⟨

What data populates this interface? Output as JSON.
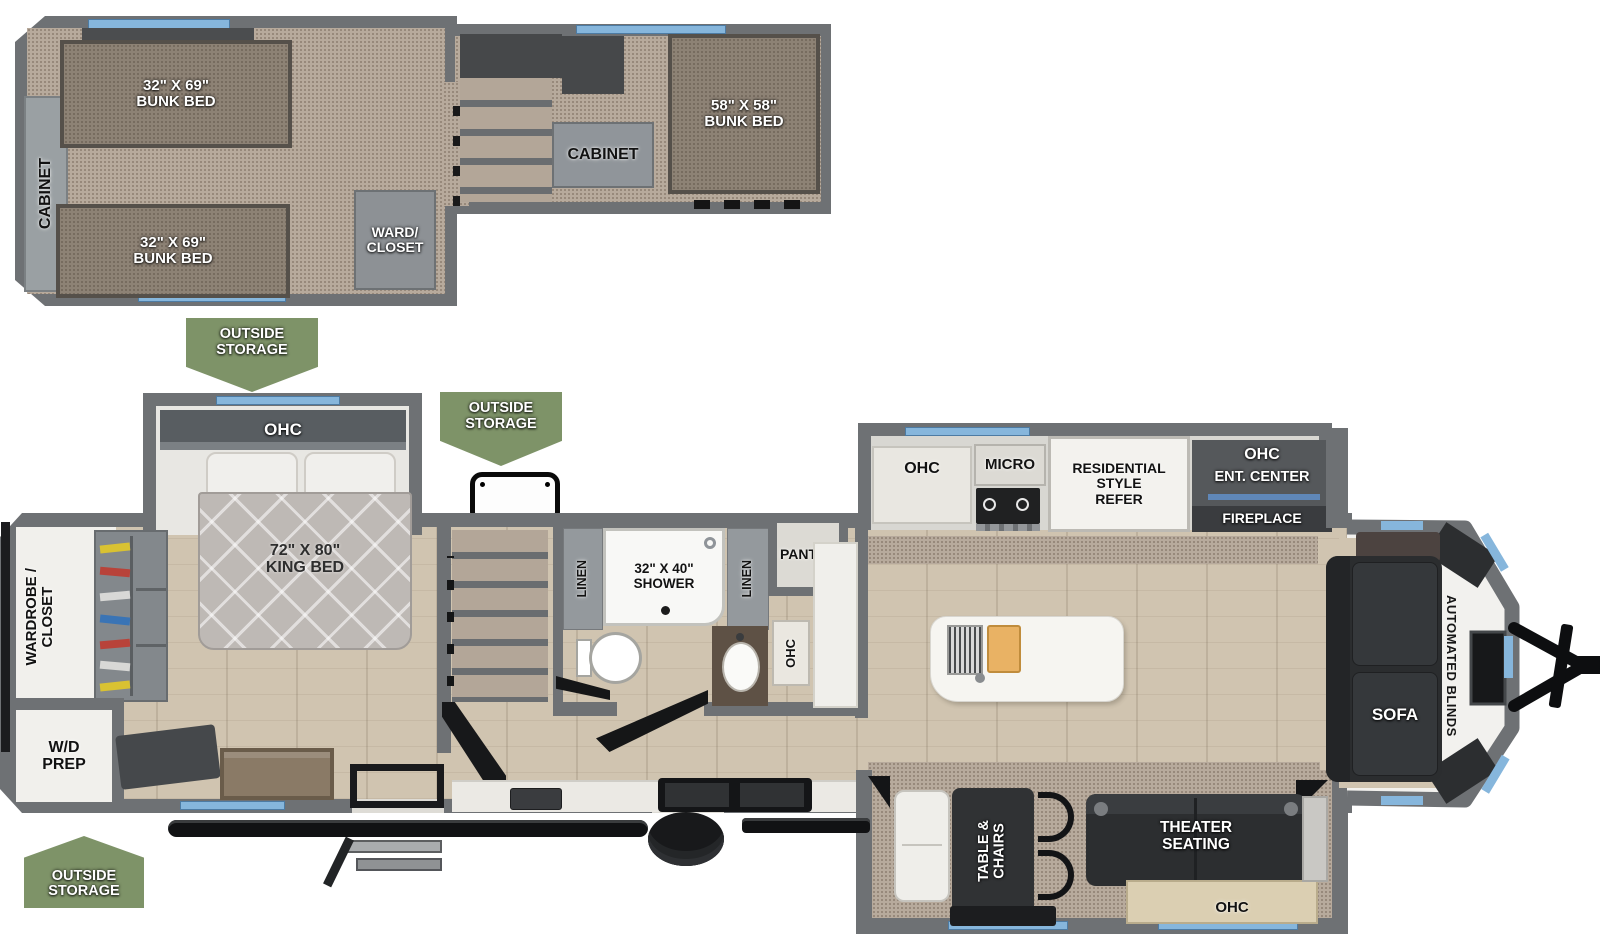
{
  "title": "RV destination trailer floor plan",
  "badges": {
    "outside_storage": "OUTSIDE\nSTORAGE"
  },
  "loft": {
    "cabinet_side": "CABINET",
    "bunk_left_top": "32\" X 69\"\nBUNK BED",
    "bunk_left_bottom": "32\" X 69\"\nBUNK BED",
    "ward_closet": "WARD/\nCLOSET",
    "cabinet_mid": "CABINET",
    "bunk_right": "58\" X 58\"\nBUNK BED"
  },
  "bedroom": {
    "ohc": "OHC",
    "king_bed": "72\" X 80\"\nKING BED",
    "wardrobe_closet": "WARDROBE /\nCLOSET",
    "wd_prep": "W/D\nPREP"
  },
  "bath": {
    "linen_left": "LINEN",
    "shower": "32\" X 40\"\nSHOWER",
    "linen_right": "LINEN",
    "pantry": "PANTRY",
    "ohc": "OHC"
  },
  "kitchen": {
    "ohc": "OHC",
    "micro": "MICRO",
    "refer": "RESIDENTIAL\nSTYLE\nREFER",
    "ohc_ent": "OHC",
    "ent_center": "ENT. CENTER",
    "fireplace": "FIREPLACE"
  },
  "living": {
    "sofa": "SOFA",
    "automated_blinds": "AUTOMATED BLINDS",
    "table_chairs": "TABLE &\nCHAIRS",
    "theater_seating": "THEATER\nSEATING",
    "ohc": "OHC"
  },
  "colors": {
    "wall_gray": "#6e7174",
    "carpet_tan": "#b7aa9c",
    "wood_floor": "#d0c4b0",
    "mattress_taupe": "#8d8275",
    "badge_green": "#7e9368",
    "window_blue": "#86b6dc",
    "furniture_dark": "#2c2e30",
    "fixture_white": "#f2f1ee"
  }
}
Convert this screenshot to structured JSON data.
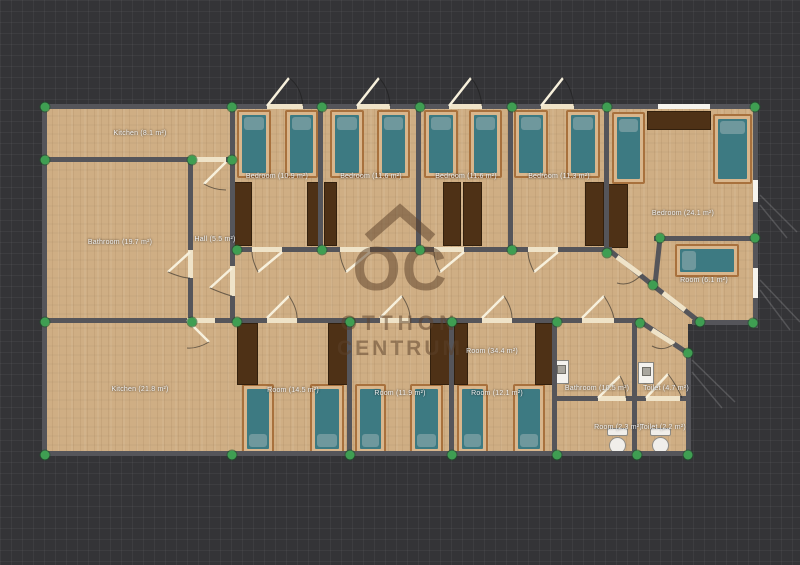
{
  "watermark": {
    "mark": "OC",
    "line1": "OTTHON",
    "line2": "CENTRUM"
  },
  "colors": {
    "background": "#343437",
    "wall": "#55555a",
    "floor": "#cfae84",
    "bed_mattress": "#3d7a82",
    "bed_pillow": "#6f989d",
    "bed_frame": "#d9b68c",
    "wardrobe": "#4e3116",
    "vertex_handle": "#3f9e52",
    "door_opening": "#efe3c8",
    "label_text": "#f2f2f2",
    "watermark_brown": "#5c422b"
  },
  "rooms": [
    {
      "id": "kitchen-top",
      "label": "Kitchen (8.1 m²)"
    },
    {
      "id": "bathroom-main",
      "label": "Bathroom (19.7 m²)"
    },
    {
      "id": "hall",
      "label": "Hall (5.5 m²)"
    },
    {
      "id": "bedroom-1",
      "label": "Bedroom (10.9 m²)"
    },
    {
      "id": "bedroom-2",
      "label": "Bedroom (11.6 m²)"
    },
    {
      "id": "bedroom-3",
      "label": "Bedroom (11.6 m²)"
    },
    {
      "id": "bedroom-4",
      "label": "Bedroom (11.3 m²)"
    },
    {
      "id": "bedroom-big",
      "label": "Bedroom (24.1 m²)"
    },
    {
      "id": "room-small",
      "label": "Room (6.1 m²)"
    },
    {
      "id": "corridor",
      "label": "Room (34.4 m²)"
    },
    {
      "id": "room-b1",
      "label": "Room (14.5 m²)"
    },
    {
      "id": "room-b2",
      "label": "Room (11.9 m²)"
    },
    {
      "id": "room-b3",
      "label": "Room (12.1 m²)"
    },
    {
      "id": "bathroom-2",
      "label": "Bathroom (10.5 m²)"
    },
    {
      "id": "toilet-1",
      "label": "Toilet (4.7 m²)"
    },
    {
      "id": "kitchen-2",
      "label": "Kitchen (21.8 m²)"
    },
    {
      "id": "room-tiny",
      "label": "Room (2.3 m²)"
    },
    {
      "id": "toilet-2",
      "label": "Toilet (2.2 m²)"
    }
  ]
}
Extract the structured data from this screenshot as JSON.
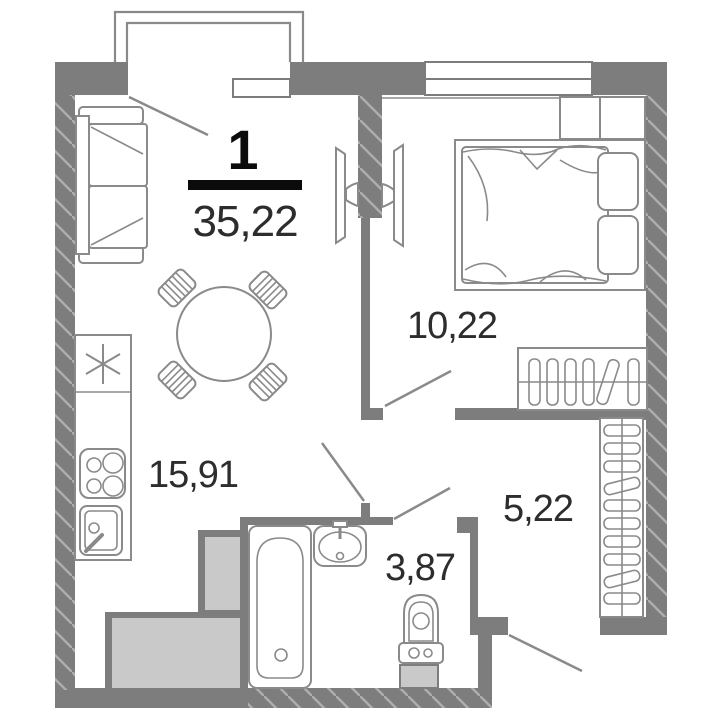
{
  "apartment": {
    "rooms_count_label": "1",
    "total_area_label": "35,22"
  },
  "rooms": {
    "kitchen_living": {
      "area_label": "15,91"
    },
    "bedroom": {
      "area_label": "10,22"
    },
    "hallway": {
      "area_label": "5,22"
    },
    "bathroom": {
      "area_label": "3,87"
    }
  },
  "colors": {
    "background": "#ffffff",
    "wall_gray": "#7d7d7d",
    "wall_hatch_line": "#aeaeae",
    "outline_gray": "#8a8a8a",
    "duct_fill": "#c9c9c9",
    "label_text": "#2d2d2d",
    "accent_black": "#0b0b0b"
  },
  "furniture_icons": [
    "sofa-icon",
    "dining-table-icon",
    "chair-icon",
    "fridge-icon",
    "stove-icon",
    "kitchen-sink-icon",
    "tv-icon",
    "bed-icon",
    "pillow-icon",
    "nightstand-icon",
    "wardrobe-icon",
    "closet-icon",
    "bathtub-icon",
    "washbasin-icon",
    "toilet-icon",
    "window-icon",
    "door-swing-icon",
    "balcony-icon"
  ]
}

⟩

» Task goal: Reproduce the data verbatim. Do not carry any picture into the copy.

» Finished answer:
What data populates this interface? Output as JSON.
{
  "title": "RV destination trailer floor plan",
  "badges": {
    "outside_storage": "OUTSIDE\nSTORAGE"
  },
  "loft": {
    "cabinet_side": "CABINET",
    "bunk_left_top": "32\" X 69\"\nBUNK BED",
    "bunk_left_bottom": "32\" X 69\"\nBUNK BED",
    "ward_closet": "WARD/\nCLOSET",
    "cabinet_mid": "CABINET",
    "bunk_right": "58\" X 58\"\nBUNK BED"
  },
  "bedroom": {
    "ohc": "OHC",
    "king_bed": "72\" X 80\"\nKING BED",
    "wardrobe_closet": "WARDROBE /\nCLOSET",
    "wd_prep": "W/D\nPREP"
  },
  "bath": {
    "linen_left": "LINEN",
    "shower": "32\" X 40\"\nSHOWER",
    "linen_right": "LINEN",
    "pantry": "PANTRY",
    "ohc": "OHC"
  },
  "kitchen": {
    "ohc": "OHC",
    "micro": "MICRO",
    "refer": "RESIDENTIAL\nSTYLE\nREFER",
    "ohc_ent": "OHC",
    "ent_center": "ENT. CENTER",
    "fireplace": "FIREPLACE"
  },
  "living": {
    "sofa": "SOFA",
    "automated_blinds": "AUTOMATED BLINDS",
    "table_chairs": "TABLE &\nCHAIRS",
    "theater_seating": "THEATER\nSEATING",
    "ohc": "OHC"
  },
  "colors": {
    "wall_gray": "#6e7174",
    "carpet_tan": "#b7aa9c",
    "wood_floor": "#d0c4b0",
    "mattress_taupe": "#8d8275",
    "badge_green": "#7e9368",
    "window_blue": "#86b6dc",
    "furniture_dark": "#2c2e30",
    "fixture_white": "#f2f1ee"
  }
}
Convert this screenshot to structured JSON data.
{
  "watermark": {
    "mark": "OC",
    "line1": "OTTHON",
    "line2": "CENTRUM"
  },
  "colors": {
    "background": "#343437",
    "wall": "#55555a",
    "floor": "#cfae84",
    "bed_mattress": "#3d7a82",
    "bed_pillow": "#6f989d",
    "bed_frame": "#d9b68c",
    "wardrobe": "#4e3116",
    "vertex_handle": "#3f9e52",
    "door_opening": "#efe3c8",
    "label_text": "#f2f2f2",
    "watermark_brown": "#5c422b"
  },
  "rooms": [
    {
      "id": "kitchen-top",
      "label": "Kitchen (8.1 m²)"
    },
    {
      "id": "bathroom-main",
      "label": "Bathroom (19.7 m²)"
    },
    {
      "id": "hall",
      "label": "Hall (5.5 m²)"
    },
    {
      "id": "bedroom-1",
      "label": "Bedroom (10.9 m²)"
    },
    {
      "id": "bedroom-2",
      "label": "Bedroom (11.6 m²)"
    },
    {
      "id": "bedroom-3",
      "label": "Bedroom (11.6 m²)"
    },
    {
      "id": "bedroom-4",
      "label": "Bedroom (11.3 m²)"
    },
    {
      "id": "bedroom-big",
      "label": "Bedroom (24.1 m²)"
    },
    {
      "id": "room-small",
      "label": "Room (6.1 m²)"
    },
    {
      "id": "corridor",
      "label": "Room (34.4 m²)"
    },
    {
      "id": "room-b1",
      "label": "Room (14.5 m²)"
    },
    {
      "id": "room-b2",
      "label": "Room (11.9 m²)"
    },
    {
      "id": "room-b3",
      "label": "Room (12.1 m²)"
    },
    {
      "id": "bathroom-2",
      "label": "Bathroom (10.5 m²)"
    },
    {
      "id": "toilet-1",
      "label": "Toilet (4.7 m²)"
    },
    {
      "id": "kitchen-2",
      "label": "Kitchen (21.8 m²)"
    },
    {
      "id": "room-tiny",
      "label": "Room (2.3 m²)"
    },
    {
      "id": "toilet-2",
      "label": "Toilet (2.2 m²)"
    }
  ]
}
Extract the structured data from this screenshot as JSON.
{
  "apartment": {
    "rooms_count_label": "1",
    "total_area_label": "35,22"
  },
  "rooms": {
    "kitchen_living": {
      "area_label": "15,91"
    },
    "bedroom": {
      "area_label": "10,22"
    },
    "hallway": {
      "area_label": "5,22"
    },
    "bathroom": {
      "area_label": "3,87"
    }
  },
  "colors": {
    "background": "#ffffff",
    "wall_gray": "#7d7d7d",
    "wall_hatch_line": "#aeaeae",
    "outline_gray": "#8a8a8a",
    "duct_fill": "#c9c9c9",
    "label_text": "#2d2d2d",
    "accent_black": "#0b0b0b"
  },
  "furniture_icons": [
    "sofa-icon",
    "dining-table-icon",
    "chair-icon",
    "fridge-icon",
    "stove-icon",
    "kitchen-sink-icon",
    "tv-icon",
    "bed-icon",
    "pillow-icon",
    "nightstand-icon",
    "wardrobe-icon",
    "closet-icon",
    "bathtub-icon",
    "washbasin-icon",
    "toilet-icon",
    "window-icon",
    "door-swing-icon",
    "balcony-icon"
  ]
}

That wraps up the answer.